• _Set task_
Leaving out every picture, quote the data below exactly as it appears.

start Given records

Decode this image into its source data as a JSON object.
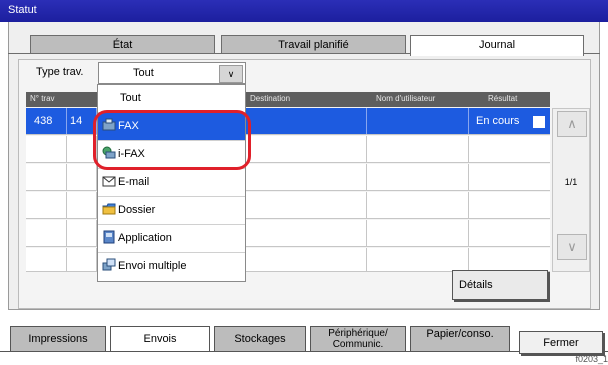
{
  "window": {
    "title": "Statut"
  },
  "tabs": [
    {
      "label": "État",
      "active": false
    },
    {
      "label": "Travail planifié",
      "active": false
    },
    {
      "label": "Journal",
      "active": true
    }
  ],
  "job_type": {
    "label": "Type trav.",
    "value": "Tout"
  },
  "table": {
    "headers": [
      "N° trav",
      "Destination",
      "Nom d'utilisateur",
      "Résultat"
    ],
    "rows": [
      {
        "job_no": "438",
        "date_fragment": "14",
        "result": "En cours",
        "selected": true
      }
    ]
  },
  "dropdown": {
    "items": [
      {
        "label": "Tout",
        "icon": "none"
      },
      {
        "label": "FAX",
        "icon": "fax-icon"
      },
      {
        "label": "i-FAX",
        "icon": "ifax-icon"
      },
      {
        "label": "E-mail",
        "icon": "email-icon"
      },
      {
        "label": "Dossier",
        "icon": "folder-icon"
      },
      {
        "label": "Application",
        "icon": "application-icon"
      },
      {
        "label": "Envoi multiple",
        "icon": "multi-send-icon"
      }
    ]
  },
  "pager": "1/1",
  "details_button": "Détails",
  "bottom_tabs": [
    {
      "label": "Impressions",
      "active": false
    },
    {
      "label": "Envois",
      "active": true
    },
    {
      "label": "Stockages",
      "active": false
    },
    {
      "label": "Périphérique/ Communic.",
      "active": false
    },
    {
      "label": "Papier/conso.",
      "active": false
    }
  ],
  "close_button": "Fermer",
  "figure_id": "f0203_1",
  "colors": {
    "title_bar": "#1c1f9e",
    "selection": "#1d5be0",
    "highlight": "#e0202a"
  }
}
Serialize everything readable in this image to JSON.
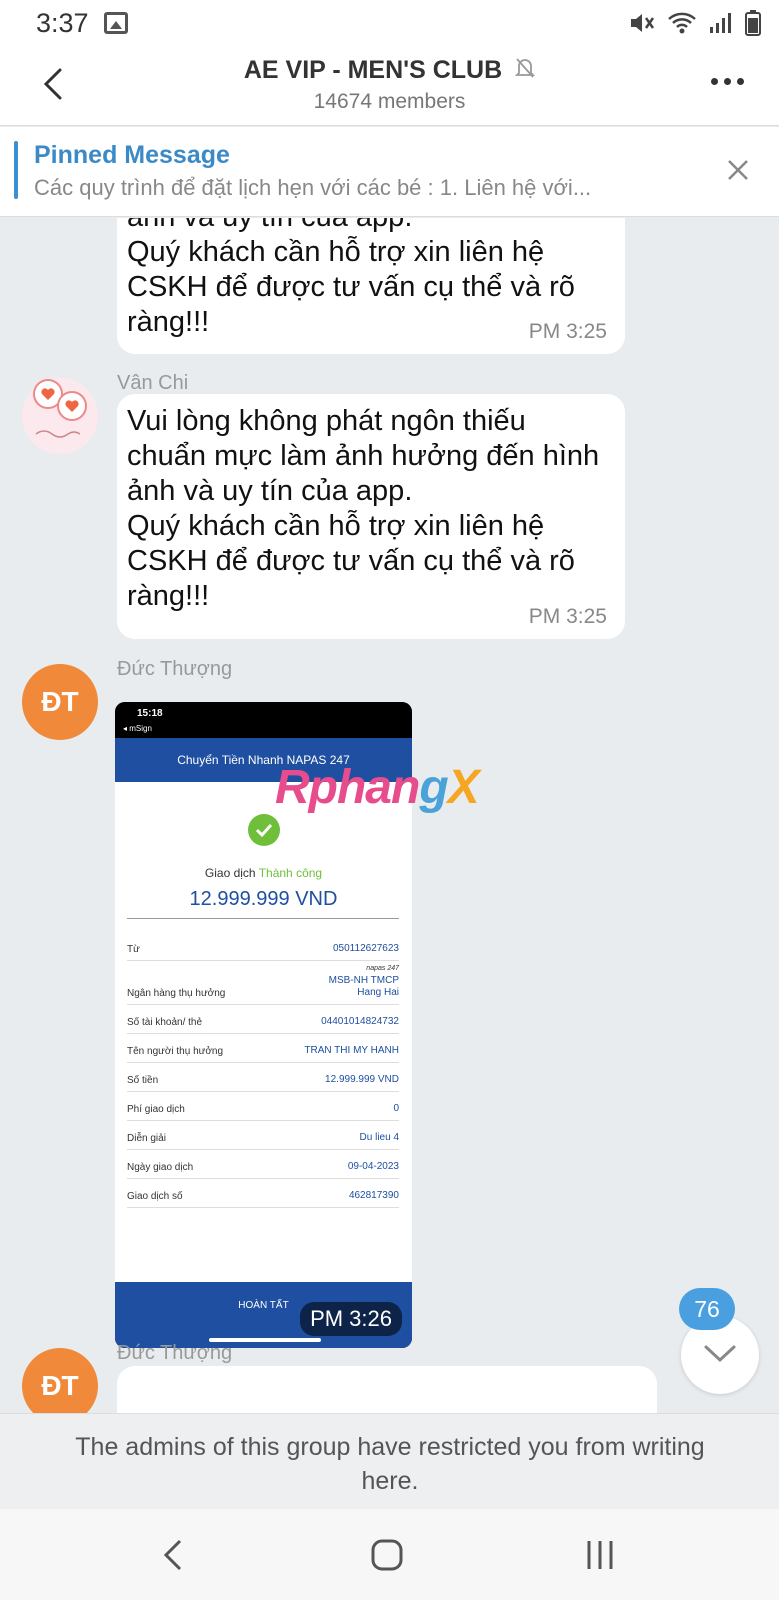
{
  "status_bar": {
    "time": "3:37"
  },
  "header": {
    "title": "AE VIP -  MEN'S CLUB",
    "subtitle": "14674 members"
  },
  "pinned": {
    "title": "Pinned Message",
    "text": "Các quy trình để đặt lịch hẹn với các bé : 1. Liên hệ với..."
  },
  "messages": [
    {
      "text": "ảnh và uy tín của app.\nQuý khách cần hỗ trợ xin liên hệ CSKH để được tư vấn cụ thể và rõ ràng!!!",
      "time": "PM  3:25"
    },
    {
      "sender": "Vân Chi",
      "text": "Vui lòng không phát ngôn thiếu chuẩn mực làm ảnh hưởng đến hình ảnh và uy tín của app.\nQuý khách cần hỗ trợ xin liên hệ CSKH để được tư vấn cụ thể và rõ ràng!!!",
      "time": "PM  3:25"
    },
    {
      "sender": "Đức Thượng",
      "avatar": "ĐT",
      "time": "PM  3:26"
    },
    {
      "sender": "Đức Thượng",
      "avatar": "ĐT"
    }
  ],
  "receipt": {
    "phone_time": "15:18",
    "phone_app": "◂ mSign",
    "banner": "Chuyển Tiền Nhanh NAPAS 247",
    "status_prefix": "Giao dịch ",
    "status_ok": "Thành công",
    "amount": "12.999.999 VND",
    "rows": [
      {
        "k": "Từ",
        "v": "050112627623"
      },
      {
        "k": "Ngân hàng thụ hưởng",
        "napas": "napas 247",
        "v": "MSB-NH TMCP\nHang Hai"
      },
      {
        "k": "Số tài khoản/ thẻ",
        "v": "04401014824732"
      },
      {
        "k": "Tên người thụ hưởng",
        "v": "TRAN THI MY HANH"
      },
      {
        "k": "Số tiền",
        "v": "12.999.999 VND"
      },
      {
        "k": "Phí giao dịch",
        "v": "0"
      },
      {
        "k": "Diễn giải",
        "v": "Du lieu 4"
      },
      {
        "k": "Ngày giao dịch",
        "v": "09-04-2023"
      },
      {
        "k": "Giao dịch số",
        "v": "462817390"
      }
    ],
    "footer": "HOÀN TẤT",
    "watermark": {
      "a": "Rphan",
      "g": "g",
      "x": "X"
    }
  },
  "unread_count": "76",
  "restriction_text": "The admins of this group have restricted you from writing here."
}
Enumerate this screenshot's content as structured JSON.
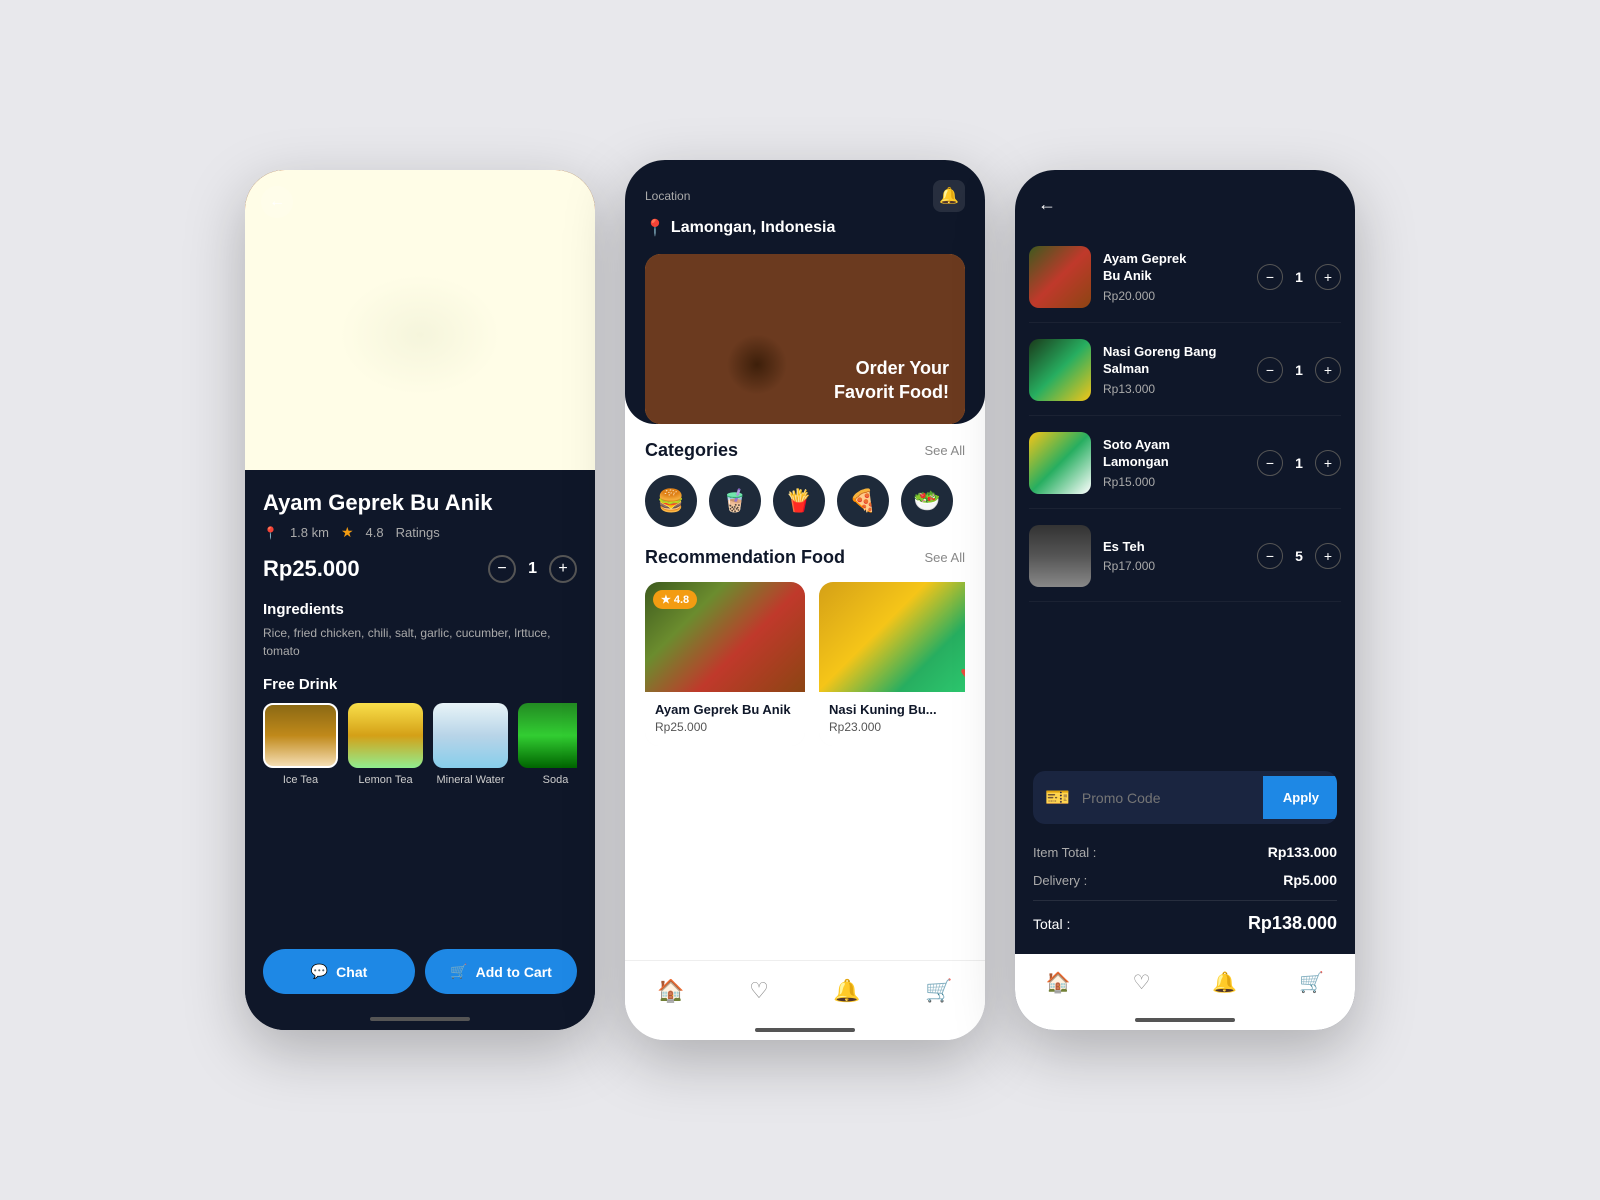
{
  "phone1": {
    "back_label": "←",
    "food_name": "Ayam Geprek Bu Anik",
    "distance": "1.8 km",
    "rating": "4.8",
    "rating_label": "Ratings",
    "price": "Rp25.000",
    "qty": "1",
    "ingredients_title": "Ingredients",
    "ingredients": "Rice, fried chicken, chili, salt, garlic, cucumber, lrttuce, tomato",
    "free_drink_title": "Free Drink",
    "drinks": [
      {
        "label": "Ice Tea",
        "type": "ice-tea"
      },
      {
        "label": "Lemon Tea",
        "type": "lemon-tea"
      },
      {
        "label": "Mineral Water",
        "type": "mineral"
      },
      {
        "label": "Soda",
        "type": "soda"
      }
    ],
    "chat_btn": "Chat",
    "cart_btn": "Add to Cart"
  },
  "phone2": {
    "location_label": "Location",
    "location_name": "Lamongan, Indonesia",
    "banner_text": "Order Your\nFavorit Food!",
    "categories_title": "Categories",
    "see_all": "See All",
    "recommendation_title": "Recommendation Food",
    "categories": [
      "🍔",
      "🧋",
      "🍟",
      "🍕",
      "🥗"
    ],
    "food_cards": [
      {
        "name": "Ayam Geprek Bu Anik",
        "price": "Rp25.000",
        "rating": "4.8",
        "type": "geprek"
      },
      {
        "name": "Nasi Kuning Bu...",
        "price": "Rp23.000",
        "type": "nasi-kuning"
      }
    ]
  },
  "phone3": {
    "back_label": "←",
    "cart_items": [
      {
        "name": "Ayam Geprek\nBu Anik",
        "price": "Rp20.000",
        "qty": "1",
        "img": "ci1"
      },
      {
        "name": "Nasi Goreng Bang\nSalman",
        "price": "Rp13.000",
        "qty": "1",
        "img": "ci2"
      },
      {
        "name": "Soto Ayam\nLamongan",
        "price": "Rp15.000",
        "qty": "1",
        "img": "ci3"
      },
      {
        "name": "Es Teh",
        "price": "Rp17.000",
        "qty": "5",
        "img": "ci4"
      }
    ],
    "promo_placeholder": "Promo Code",
    "apply_btn": "Apply",
    "item_total_label": "Item Total :",
    "item_total_value": "Rp133.000",
    "delivery_label": "Delivery :",
    "delivery_value": "Rp5.000",
    "total_label": "Total :",
    "total_value": "Rp138.000"
  }
}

end Given records

• _Exercise answer_
Decode this image into its source data as a JSON object.
{
  "window": {
    "title": "Statut"
  },
  "tabs": [
    {
      "label": "État",
      "active": false
    },
    {
      "label": "Travail planifié",
      "active": false
    },
    {
      "label": "Journal",
      "active": true
    }
  ],
  "job_type": {
    "label": "Type trav.",
    "value": "Tout"
  },
  "table": {
    "headers": [
      "N° trav",
      "Destination",
      "Nom d'utilisateur",
      "Résultat"
    ],
    "rows": [
      {
        "job_no": "438",
        "date_fragment": "14",
        "result": "En cours",
        "selected": true
      }
    ]
  },
  "dropdown": {
    "items": [
      {
        "label": "Tout",
        "icon": "none"
      },
      {
        "label": "FAX",
        "icon": "fax-icon"
      },
      {
        "label": "i-FAX",
        "icon": "ifax-icon"
      },
      {
        "label": "E-mail",
        "icon": "email-icon"
      },
      {
        "label": "Dossier",
        "icon": "folder-icon"
      },
      {
        "label": "Application",
        "icon": "application-icon"
      },
      {
        "label": "Envoi multiple",
        "icon": "multi-send-icon"
      }
    ]
  },
  "pager": "1/1",
  "details_button": "Détails",
  "bottom_tabs": [
    {
      "label": "Impressions",
      "active": false
    },
    {
      "label": "Envois",
      "active": true
    },
    {
      "label": "Stockages",
      "active": false
    },
    {
      "label": "Périphérique/ Communic.",
      "active": false
    },
    {
      "label": "Papier/conso.",
      "active": false
    }
  ],
  "close_button": "Fermer",
  "figure_id": "f0203_1",
  "colors": {
    "title_bar": "#1c1f9e",
    "selection": "#1d5be0",
    "highlight": "#e0202a"
  }
}
Serialize everything readable in this image to JSON.
{
  "status_bar": {
    "time": "3:37"
  },
  "header": {
    "title": "AE VIP -  MEN'S CLUB",
    "subtitle": "14674 members"
  },
  "pinned": {
    "title": "Pinned Message",
    "text": "Các quy trình để đặt lịch hẹn với các bé : 1. Liên hệ với..."
  },
  "messages": [
    {
      "text": "ảnh và uy tín của app.\nQuý khách cần hỗ trợ xin liên hệ CSKH để được tư vấn cụ thể và rõ ràng!!!",
      "time": "PM  3:25"
    },
    {
      "sender": "Vân Chi",
      "text": "Vui lòng không phát ngôn thiếu chuẩn mực làm ảnh hưởng đến hình ảnh và uy tín của app.\nQuý khách cần hỗ trợ xin liên hệ CSKH để được tư vấn cụ thể và rõ ràng!!!",
      "time": "PM  3:25"
    },
    {
      "sender": "Đức Thượng",
      "avatar": "ĐT",
      "time": "PM  3:26"
    },
    {
      "sender": "Đức Thượng",
      "avatar": "ĐT"
    }
  ],
  "receipt": {
    "phone_time": "15:18",
    "phone_app": "◂ mSign",
    "banner": "Chuyển Tiền Nhanh NAPAS 247",
    "status_prefix": "Giao dịch ",
    "status_ok": "Thành công",
    "amount": "12.999.999 VND",
    "rows": [
      {
        "k": "Từ",
        "v": "050112627623"
      },
      {
        "k": "Ngân hàng thụ hưởng",
        "napas": "napas 247",
        "v": "MSB-NH TMCP\nHang Hai"
      },
      {
        "k": "Số tài khoản/ thẻ",
        "v": "04401014824732"
      },
      {
        "k": "Tên người thụ hưởng",
        "v": "TRAN THI MY HANH"
      },
      {
        "k": "Số tiền",
        "v": "12.999.999 VND"
      },
      {
        "k": "Phí giao dịch",
        "v": "0"
      },
      {
        "k": "Diễn giải",
        "v": "Du lieu 4"
      },
      {
        "k": "Ngày giao dịch",
        "v": "09-04-2023"
      },
      {
        "k": "Giao dịch số",
        "v": "462817390"
      }
    ],
    "footer": "HOÀN TẤT",
    "watermark": {
      "a": "Rphan",
      "g": "g",
      "x": "X"
    }
  },
  "unread_count": "76",
  "restriction_text": "The admins of this group have restricted you from writing here."
}
Enumerate this screenshot's content as structured JSON.
{
  "phone1": {
    "back_label": "←",
    "food_name": "Ayam Geprek Bu Anik",
    "distance": "1.8 km",
    "rating": "4.8",
    "rating_label": "Ratings",
    "price": "Rp25.000",
    "qty": "1",
    "ingredients_title": "Ingredients",
    "ingredients": "Rice, fried chicken, chili, salt, garlic, cucumber, lrttuce, tomato",
    "free_drink_title": "Free Drink",
    "drinks": [
      {
        "label": "Ice Tea",
        "type": "ice-tea"
      },
      {
        "label": "Lemon Tea",
        "type": "lemon-tea"
      },
      {
        "label": "Mineral Water",
        "type": "mineral"
      },
      {
        "label": "Soda",
        "type": "soda"
      }
    ],
    "chat_btn": "Chat",
    "cart_btn": "Add to Cart"
  },
  "phone2": {
    "location_label": "Location",
    "location_name": "Lamongan, Indonesia",
    "banner_text": "Order Your\nFavorit Food!",
    "categories_title": "Categories",
    "see_all": "See All",
    "recommendation_title": "Recommendation Food",
    "categories": [
      "🍔",
      "🧋",
      "🍟",
      "🍕",
      "🥗"
    ],
    "food_cards": [
      {
        "name": "Ayam Geprek Bu Anik",
        "price": "Rp25.000",
        "rating": "4.8",
        "type": "geprek"
      },
      {
        "name": "Nasi Kuning Bu...",
        "price": "Rp23.000",
        "type": "nasi-kuning"
      }
    ]
  },
  "phone3": {
    "back_label": "←",
    "cart_items": [
      {
        "name": "Ayam Geprek\nBu Anik",
        "price": "Rp20.000",
        "qty": "1",
        "img": "ci1"
      },
      {
        "name": "Nasi Goreng Bang\nSalman",
        "price": "Rp13.000",
        "qty": "1",
        "img": "ci2"
      },
      {
        "name": "Soto Ayam\nLamongan",
        "price": "Rp15.000",
        "qty": "1",
        "img": "ci3"
      },
      {
        "name": "Es Teh",
        "price": "Rp17.000",
        "qty": "5",
        "img": "ci4"
      }
    ],
    "promo_placeholder": "Promo Code",
    "apply_btn": "Apply",
    "item_total_label": "Item Total :",
    "item_total_value": "Rp133.000",
    "delivery_label": "Delivery :",
    "delivery_value": "Rp5.000",
    "total_label": "Total :",
    "total_value": "Rp138.000"
  }
}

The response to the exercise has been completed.